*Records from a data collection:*
━━━━
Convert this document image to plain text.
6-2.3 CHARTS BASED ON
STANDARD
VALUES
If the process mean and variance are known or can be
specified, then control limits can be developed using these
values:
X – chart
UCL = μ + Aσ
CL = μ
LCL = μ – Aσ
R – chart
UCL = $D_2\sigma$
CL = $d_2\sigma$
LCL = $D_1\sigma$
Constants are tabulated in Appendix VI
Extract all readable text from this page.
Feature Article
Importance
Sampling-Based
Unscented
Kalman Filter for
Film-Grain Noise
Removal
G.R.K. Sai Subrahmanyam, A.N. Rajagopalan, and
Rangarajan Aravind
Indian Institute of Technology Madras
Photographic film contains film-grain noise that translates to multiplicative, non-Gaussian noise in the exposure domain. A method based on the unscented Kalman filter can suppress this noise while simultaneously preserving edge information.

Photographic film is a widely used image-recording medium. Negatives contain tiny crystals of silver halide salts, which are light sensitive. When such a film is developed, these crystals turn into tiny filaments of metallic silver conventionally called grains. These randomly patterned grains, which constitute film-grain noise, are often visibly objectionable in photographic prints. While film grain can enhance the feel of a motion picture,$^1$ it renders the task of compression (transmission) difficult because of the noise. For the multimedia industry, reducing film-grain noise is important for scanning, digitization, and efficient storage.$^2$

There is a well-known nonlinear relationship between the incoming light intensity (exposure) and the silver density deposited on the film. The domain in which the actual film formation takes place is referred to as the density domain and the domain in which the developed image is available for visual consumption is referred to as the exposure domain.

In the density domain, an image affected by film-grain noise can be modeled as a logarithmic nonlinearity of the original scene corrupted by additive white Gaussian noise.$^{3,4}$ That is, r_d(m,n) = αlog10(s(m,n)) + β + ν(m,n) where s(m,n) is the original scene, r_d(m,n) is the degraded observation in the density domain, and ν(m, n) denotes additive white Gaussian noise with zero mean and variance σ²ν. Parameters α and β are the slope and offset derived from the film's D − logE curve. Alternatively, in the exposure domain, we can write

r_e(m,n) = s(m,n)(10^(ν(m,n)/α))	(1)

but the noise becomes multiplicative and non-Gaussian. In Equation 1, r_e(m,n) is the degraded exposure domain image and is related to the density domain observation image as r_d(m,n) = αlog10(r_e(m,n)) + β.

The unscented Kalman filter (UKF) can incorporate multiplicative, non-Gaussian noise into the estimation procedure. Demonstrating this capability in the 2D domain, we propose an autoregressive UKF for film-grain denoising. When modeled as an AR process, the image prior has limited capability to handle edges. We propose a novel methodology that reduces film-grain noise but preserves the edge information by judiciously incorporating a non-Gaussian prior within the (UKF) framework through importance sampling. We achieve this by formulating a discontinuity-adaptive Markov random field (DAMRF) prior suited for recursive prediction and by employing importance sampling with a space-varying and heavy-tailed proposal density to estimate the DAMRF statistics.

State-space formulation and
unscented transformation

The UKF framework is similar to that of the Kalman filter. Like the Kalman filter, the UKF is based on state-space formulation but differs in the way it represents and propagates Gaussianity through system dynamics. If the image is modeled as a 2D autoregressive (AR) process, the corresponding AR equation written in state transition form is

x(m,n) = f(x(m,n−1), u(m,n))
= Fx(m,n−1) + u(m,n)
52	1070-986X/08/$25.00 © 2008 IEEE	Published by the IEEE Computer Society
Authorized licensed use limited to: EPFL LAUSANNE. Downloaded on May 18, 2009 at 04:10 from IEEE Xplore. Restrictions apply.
━━━━
*Problem details:*
Return all lines containing "this".

*Exercise result:*
Convert this document image to plain text.
Extract all readable text from this page.
Photographic film contains film-grain noise that translates to multiplicative, non-Gaussian noise in the exposure domain. A method based on the unscented Kalman filter can suppress this noise while simultaneously preserving edge information.
The unscented Kalman filter (UKF) can incorporate multiplicative, non-Gaussian noise into the estimation procedure. Demonstrating this capability in the 2D domain, we propose an autoregressive UKF for film-grain denoising. When modeled as an AR process, the image prior has limited capability to handle edges. We propose a novel methodology that reduces film-grain noise but preserves the edge information by judiciously incorporating a non-Gaussian prior within the (UKF) framework through importance sampling. We achieve this by formulating a discontinuity-adaptive Markov random field (DAMRF) prior suited for recursive prediction and by employing importance sampling with a space-varying and heavy-tailed proposal density to estimate the DAMRF statistics.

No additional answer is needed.